• _Task instructions_: Pull every line that holds the word "slope" from the entries.
— begin Supplied material —
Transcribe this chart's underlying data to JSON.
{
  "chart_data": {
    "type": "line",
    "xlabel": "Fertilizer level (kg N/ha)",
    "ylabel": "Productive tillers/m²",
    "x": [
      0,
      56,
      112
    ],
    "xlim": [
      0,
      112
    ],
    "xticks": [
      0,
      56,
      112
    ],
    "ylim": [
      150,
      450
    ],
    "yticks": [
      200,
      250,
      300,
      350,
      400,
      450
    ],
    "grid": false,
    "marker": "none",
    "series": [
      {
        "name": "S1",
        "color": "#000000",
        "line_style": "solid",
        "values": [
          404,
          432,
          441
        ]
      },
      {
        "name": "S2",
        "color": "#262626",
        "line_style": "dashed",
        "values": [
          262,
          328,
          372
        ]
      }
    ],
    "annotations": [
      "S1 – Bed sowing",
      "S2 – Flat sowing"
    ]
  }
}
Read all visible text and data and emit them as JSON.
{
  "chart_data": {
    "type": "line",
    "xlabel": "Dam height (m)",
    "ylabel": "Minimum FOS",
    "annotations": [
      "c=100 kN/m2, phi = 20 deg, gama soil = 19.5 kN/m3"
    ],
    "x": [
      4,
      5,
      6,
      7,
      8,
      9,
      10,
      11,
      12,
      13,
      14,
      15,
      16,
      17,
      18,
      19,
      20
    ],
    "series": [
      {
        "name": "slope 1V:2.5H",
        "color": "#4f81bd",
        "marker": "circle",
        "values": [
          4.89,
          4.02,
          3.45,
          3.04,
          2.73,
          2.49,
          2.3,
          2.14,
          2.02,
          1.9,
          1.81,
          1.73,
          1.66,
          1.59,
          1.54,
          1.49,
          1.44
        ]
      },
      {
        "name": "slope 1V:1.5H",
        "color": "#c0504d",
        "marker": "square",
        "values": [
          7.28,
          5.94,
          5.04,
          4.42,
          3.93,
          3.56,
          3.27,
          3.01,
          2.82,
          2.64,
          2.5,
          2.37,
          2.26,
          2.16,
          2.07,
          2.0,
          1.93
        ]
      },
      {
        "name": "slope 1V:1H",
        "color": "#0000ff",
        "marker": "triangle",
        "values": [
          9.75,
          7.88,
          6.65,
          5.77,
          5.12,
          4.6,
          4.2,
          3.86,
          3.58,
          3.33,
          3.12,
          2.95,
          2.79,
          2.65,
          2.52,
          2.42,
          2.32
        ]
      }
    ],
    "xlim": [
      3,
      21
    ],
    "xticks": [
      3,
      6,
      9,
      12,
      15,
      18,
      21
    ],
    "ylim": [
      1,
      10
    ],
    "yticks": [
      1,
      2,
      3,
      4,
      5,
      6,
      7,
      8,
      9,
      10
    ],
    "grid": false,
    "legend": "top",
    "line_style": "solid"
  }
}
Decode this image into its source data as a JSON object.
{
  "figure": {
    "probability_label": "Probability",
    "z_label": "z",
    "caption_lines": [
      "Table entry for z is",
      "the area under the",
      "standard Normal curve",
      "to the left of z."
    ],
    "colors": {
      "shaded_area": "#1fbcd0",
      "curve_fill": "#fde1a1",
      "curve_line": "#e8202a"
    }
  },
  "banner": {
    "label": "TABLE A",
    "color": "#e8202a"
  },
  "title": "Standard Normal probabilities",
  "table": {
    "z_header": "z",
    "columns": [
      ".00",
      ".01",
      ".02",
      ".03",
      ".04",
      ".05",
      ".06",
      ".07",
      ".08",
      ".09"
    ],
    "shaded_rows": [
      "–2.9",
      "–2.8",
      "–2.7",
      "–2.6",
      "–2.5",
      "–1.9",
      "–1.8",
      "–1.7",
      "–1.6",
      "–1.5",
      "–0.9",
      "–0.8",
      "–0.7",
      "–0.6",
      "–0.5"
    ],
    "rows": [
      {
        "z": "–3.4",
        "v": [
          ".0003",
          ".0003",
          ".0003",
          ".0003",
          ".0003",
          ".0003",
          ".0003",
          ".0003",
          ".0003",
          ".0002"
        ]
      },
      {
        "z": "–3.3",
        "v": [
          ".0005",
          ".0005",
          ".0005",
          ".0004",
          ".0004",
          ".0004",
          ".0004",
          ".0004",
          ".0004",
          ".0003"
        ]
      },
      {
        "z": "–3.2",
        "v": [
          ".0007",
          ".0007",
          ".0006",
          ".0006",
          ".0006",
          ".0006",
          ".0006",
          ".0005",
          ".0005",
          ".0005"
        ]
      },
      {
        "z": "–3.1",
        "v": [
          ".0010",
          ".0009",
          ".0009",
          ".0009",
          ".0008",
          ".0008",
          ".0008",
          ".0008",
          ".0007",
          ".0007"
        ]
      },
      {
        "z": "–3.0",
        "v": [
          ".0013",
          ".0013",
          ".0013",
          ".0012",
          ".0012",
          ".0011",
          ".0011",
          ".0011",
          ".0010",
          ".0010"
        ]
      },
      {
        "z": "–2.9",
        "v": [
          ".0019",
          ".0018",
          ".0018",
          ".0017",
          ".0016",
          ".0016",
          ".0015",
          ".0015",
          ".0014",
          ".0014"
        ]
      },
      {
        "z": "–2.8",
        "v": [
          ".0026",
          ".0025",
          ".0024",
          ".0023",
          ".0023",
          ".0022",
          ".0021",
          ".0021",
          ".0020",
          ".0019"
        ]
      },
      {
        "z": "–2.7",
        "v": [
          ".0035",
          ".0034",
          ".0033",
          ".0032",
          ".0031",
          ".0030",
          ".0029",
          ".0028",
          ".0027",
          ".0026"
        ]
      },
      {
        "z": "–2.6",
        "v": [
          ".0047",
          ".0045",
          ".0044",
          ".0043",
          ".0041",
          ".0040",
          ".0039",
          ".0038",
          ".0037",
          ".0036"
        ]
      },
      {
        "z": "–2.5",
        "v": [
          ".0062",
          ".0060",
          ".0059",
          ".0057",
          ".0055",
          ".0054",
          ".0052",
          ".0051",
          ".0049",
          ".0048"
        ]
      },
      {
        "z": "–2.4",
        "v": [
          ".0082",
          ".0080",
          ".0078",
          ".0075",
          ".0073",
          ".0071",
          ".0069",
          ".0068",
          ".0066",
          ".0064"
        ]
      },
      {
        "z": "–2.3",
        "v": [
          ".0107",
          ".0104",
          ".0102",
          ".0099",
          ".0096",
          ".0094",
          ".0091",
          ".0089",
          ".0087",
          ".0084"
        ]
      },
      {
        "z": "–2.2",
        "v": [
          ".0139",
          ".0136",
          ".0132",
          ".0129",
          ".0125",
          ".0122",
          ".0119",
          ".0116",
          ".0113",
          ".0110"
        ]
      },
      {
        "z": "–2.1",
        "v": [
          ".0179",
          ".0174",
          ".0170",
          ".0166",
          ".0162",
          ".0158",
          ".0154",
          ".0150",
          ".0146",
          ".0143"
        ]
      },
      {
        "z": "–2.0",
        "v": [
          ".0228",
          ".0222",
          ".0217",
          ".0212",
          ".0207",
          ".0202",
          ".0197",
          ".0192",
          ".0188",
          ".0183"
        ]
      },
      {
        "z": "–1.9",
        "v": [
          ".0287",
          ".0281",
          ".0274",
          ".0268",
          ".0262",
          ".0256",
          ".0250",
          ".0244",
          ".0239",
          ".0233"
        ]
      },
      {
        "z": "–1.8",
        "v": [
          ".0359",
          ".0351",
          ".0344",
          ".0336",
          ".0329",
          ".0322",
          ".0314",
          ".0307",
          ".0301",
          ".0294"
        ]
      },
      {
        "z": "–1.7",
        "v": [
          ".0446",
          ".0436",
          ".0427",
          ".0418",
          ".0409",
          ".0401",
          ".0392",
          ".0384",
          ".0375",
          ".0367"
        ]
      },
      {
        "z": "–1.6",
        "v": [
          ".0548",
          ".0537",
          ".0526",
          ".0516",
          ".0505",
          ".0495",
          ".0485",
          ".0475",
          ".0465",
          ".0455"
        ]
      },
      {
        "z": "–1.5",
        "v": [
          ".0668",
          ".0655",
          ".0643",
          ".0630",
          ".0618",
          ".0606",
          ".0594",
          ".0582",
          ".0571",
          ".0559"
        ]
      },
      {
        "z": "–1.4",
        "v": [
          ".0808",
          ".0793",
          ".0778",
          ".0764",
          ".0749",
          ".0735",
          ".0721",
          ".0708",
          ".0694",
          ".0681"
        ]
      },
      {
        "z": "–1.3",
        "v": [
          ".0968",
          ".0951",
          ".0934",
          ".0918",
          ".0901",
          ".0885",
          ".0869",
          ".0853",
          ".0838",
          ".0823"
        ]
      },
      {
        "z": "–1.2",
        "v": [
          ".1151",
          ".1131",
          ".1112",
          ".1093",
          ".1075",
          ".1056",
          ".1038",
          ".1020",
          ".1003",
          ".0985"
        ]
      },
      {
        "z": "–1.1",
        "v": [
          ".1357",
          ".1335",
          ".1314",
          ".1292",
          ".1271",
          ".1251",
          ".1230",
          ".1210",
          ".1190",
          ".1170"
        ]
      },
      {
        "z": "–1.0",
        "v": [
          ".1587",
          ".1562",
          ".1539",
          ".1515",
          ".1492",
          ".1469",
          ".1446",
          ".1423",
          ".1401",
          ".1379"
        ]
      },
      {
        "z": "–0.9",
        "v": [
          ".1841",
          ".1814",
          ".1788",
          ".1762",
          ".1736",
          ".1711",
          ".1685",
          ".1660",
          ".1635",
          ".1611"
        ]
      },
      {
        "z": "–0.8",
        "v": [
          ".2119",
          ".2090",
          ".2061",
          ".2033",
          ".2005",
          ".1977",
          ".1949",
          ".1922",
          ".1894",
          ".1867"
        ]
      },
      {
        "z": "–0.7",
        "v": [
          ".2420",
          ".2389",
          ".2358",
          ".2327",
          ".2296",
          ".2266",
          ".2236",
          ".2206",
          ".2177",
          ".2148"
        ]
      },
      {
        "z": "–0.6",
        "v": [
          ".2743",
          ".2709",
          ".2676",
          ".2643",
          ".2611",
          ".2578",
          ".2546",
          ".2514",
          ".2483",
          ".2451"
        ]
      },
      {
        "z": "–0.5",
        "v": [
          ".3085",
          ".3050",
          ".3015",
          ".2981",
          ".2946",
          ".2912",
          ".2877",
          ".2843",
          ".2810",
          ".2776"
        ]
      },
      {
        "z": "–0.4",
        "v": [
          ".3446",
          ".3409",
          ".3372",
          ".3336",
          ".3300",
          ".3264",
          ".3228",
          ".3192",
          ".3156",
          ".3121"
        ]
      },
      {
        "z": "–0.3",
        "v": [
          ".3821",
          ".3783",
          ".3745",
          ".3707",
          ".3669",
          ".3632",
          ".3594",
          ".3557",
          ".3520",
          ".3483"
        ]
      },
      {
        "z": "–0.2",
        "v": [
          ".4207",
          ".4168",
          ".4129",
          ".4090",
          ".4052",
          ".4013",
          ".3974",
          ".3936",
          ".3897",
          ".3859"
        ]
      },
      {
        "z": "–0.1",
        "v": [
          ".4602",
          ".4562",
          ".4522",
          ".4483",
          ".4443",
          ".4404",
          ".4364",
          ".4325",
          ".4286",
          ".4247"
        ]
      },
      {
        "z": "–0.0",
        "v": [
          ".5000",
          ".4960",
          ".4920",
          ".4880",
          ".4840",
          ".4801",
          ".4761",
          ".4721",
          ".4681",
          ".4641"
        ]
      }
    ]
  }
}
— end Supplied material —
• _In response_:
        "name": "slope 1V:2.5H",
        "name": "slope 1V:1.5H",
        "name": "slope 1V:1H",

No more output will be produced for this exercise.